[BEGIN Listed entries]
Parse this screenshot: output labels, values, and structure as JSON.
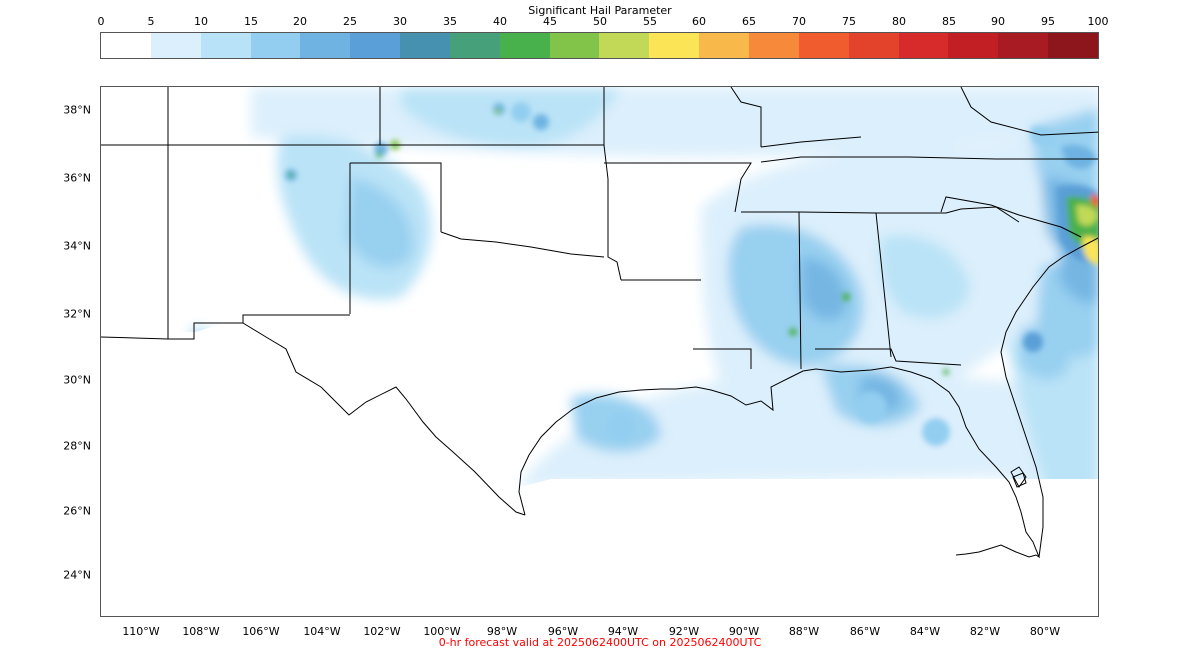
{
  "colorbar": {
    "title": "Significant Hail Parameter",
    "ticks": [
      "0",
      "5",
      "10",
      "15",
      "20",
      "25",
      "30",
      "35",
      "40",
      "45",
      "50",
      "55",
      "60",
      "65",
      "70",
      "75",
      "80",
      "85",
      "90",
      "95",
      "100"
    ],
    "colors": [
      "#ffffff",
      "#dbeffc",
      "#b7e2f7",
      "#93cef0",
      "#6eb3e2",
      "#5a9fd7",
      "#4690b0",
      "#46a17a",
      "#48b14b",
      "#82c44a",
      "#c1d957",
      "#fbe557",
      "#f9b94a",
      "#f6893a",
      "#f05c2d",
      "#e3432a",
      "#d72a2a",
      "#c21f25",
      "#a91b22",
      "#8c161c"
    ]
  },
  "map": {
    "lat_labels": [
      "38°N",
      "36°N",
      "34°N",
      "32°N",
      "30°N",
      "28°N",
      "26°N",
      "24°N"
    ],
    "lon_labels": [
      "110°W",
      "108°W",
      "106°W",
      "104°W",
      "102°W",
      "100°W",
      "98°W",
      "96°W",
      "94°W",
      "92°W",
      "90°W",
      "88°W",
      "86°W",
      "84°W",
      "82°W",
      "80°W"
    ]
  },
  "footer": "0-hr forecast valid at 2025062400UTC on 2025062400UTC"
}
[END Listed entries]
[BEGIN Listed entries]
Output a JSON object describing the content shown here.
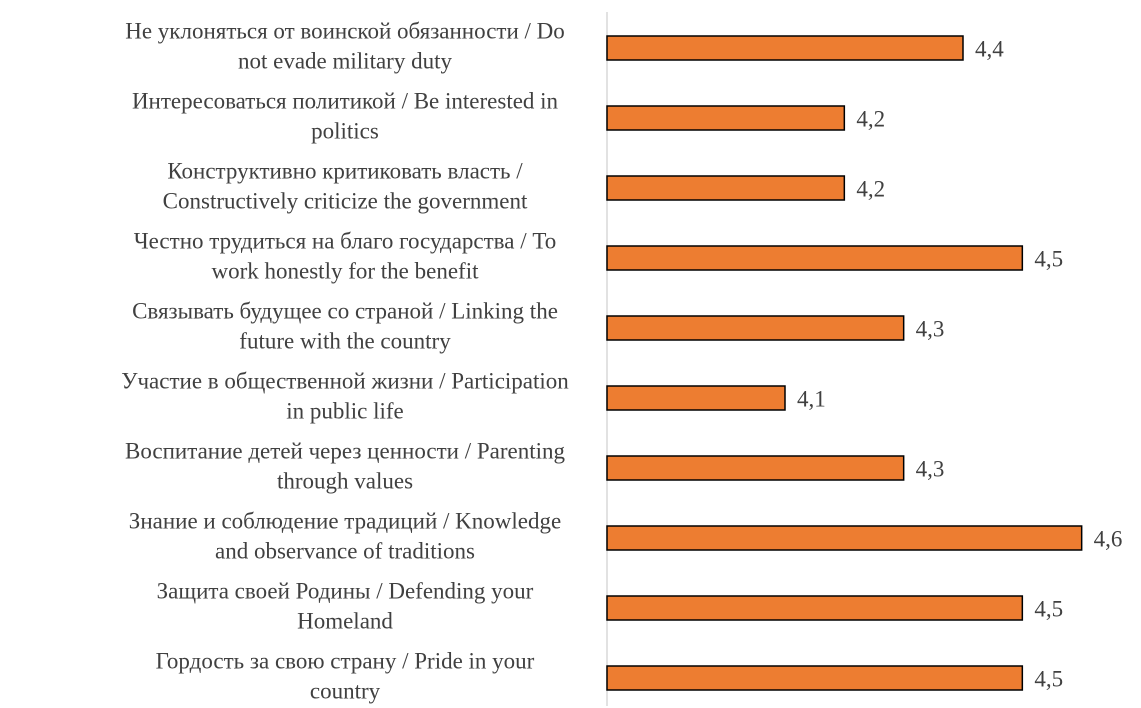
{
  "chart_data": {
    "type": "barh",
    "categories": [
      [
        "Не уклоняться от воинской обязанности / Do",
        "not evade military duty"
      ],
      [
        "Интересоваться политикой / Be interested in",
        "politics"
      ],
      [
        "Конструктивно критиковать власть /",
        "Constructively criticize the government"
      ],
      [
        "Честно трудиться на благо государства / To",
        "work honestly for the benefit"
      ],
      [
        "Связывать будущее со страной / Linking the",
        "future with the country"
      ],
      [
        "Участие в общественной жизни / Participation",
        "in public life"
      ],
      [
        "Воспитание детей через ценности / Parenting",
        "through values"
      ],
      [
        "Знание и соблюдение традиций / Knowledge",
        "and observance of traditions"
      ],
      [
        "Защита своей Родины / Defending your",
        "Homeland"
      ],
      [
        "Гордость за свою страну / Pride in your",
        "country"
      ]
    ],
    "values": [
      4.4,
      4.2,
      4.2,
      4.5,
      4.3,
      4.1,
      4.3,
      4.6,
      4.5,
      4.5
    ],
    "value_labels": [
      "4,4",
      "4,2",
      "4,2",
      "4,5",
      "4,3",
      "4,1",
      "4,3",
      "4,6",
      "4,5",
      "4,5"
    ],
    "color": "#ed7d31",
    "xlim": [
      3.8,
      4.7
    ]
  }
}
[END Listed entries]
[BEGIN Listed entries]
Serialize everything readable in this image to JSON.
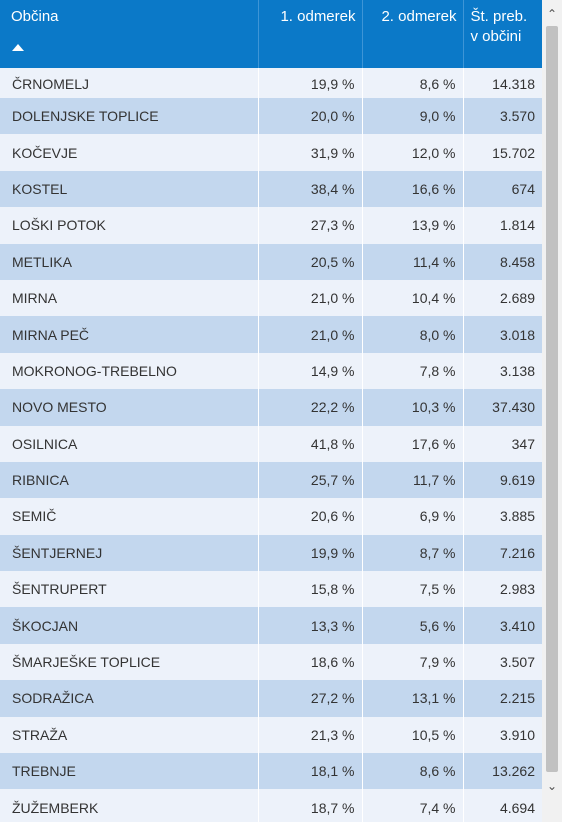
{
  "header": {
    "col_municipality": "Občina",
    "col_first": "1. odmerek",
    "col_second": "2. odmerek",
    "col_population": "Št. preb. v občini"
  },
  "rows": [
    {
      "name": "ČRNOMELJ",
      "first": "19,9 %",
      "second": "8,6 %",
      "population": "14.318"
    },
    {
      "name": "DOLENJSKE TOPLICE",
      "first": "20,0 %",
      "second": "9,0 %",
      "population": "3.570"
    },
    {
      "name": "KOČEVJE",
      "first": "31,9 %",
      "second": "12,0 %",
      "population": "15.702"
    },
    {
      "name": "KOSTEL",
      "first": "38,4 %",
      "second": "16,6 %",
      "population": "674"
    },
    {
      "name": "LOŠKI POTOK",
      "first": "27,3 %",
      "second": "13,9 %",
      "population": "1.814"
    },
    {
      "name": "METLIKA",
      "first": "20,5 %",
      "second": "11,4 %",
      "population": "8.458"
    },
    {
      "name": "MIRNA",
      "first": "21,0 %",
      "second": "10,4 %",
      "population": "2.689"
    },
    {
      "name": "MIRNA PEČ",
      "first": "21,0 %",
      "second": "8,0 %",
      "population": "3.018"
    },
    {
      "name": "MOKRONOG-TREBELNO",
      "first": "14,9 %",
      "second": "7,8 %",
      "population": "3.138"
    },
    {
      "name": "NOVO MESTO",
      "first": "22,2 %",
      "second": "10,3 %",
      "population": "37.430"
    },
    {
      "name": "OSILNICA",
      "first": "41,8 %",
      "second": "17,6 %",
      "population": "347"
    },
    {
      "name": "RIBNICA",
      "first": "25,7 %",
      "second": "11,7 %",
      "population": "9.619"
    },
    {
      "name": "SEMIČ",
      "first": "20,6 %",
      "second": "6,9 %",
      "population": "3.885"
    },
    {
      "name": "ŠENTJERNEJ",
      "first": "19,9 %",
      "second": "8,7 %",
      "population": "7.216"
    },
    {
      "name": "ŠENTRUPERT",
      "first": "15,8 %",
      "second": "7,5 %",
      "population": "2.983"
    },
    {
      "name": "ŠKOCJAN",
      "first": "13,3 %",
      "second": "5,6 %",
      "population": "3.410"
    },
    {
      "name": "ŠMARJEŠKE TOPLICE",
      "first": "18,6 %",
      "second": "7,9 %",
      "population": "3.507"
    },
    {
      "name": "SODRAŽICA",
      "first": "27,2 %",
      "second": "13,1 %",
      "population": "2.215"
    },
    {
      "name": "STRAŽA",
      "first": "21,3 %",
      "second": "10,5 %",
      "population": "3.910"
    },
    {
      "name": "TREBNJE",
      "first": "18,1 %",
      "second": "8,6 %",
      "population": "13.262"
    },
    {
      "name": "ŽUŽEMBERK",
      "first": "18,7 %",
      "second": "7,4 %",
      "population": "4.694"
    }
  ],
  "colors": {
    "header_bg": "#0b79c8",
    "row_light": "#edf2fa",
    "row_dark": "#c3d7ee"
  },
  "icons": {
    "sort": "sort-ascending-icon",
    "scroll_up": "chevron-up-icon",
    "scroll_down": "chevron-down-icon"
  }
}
[END Listed entries]
Problem description
Lines containing the word "your" are to be counted in the listing; state their number alone.

Final answer
2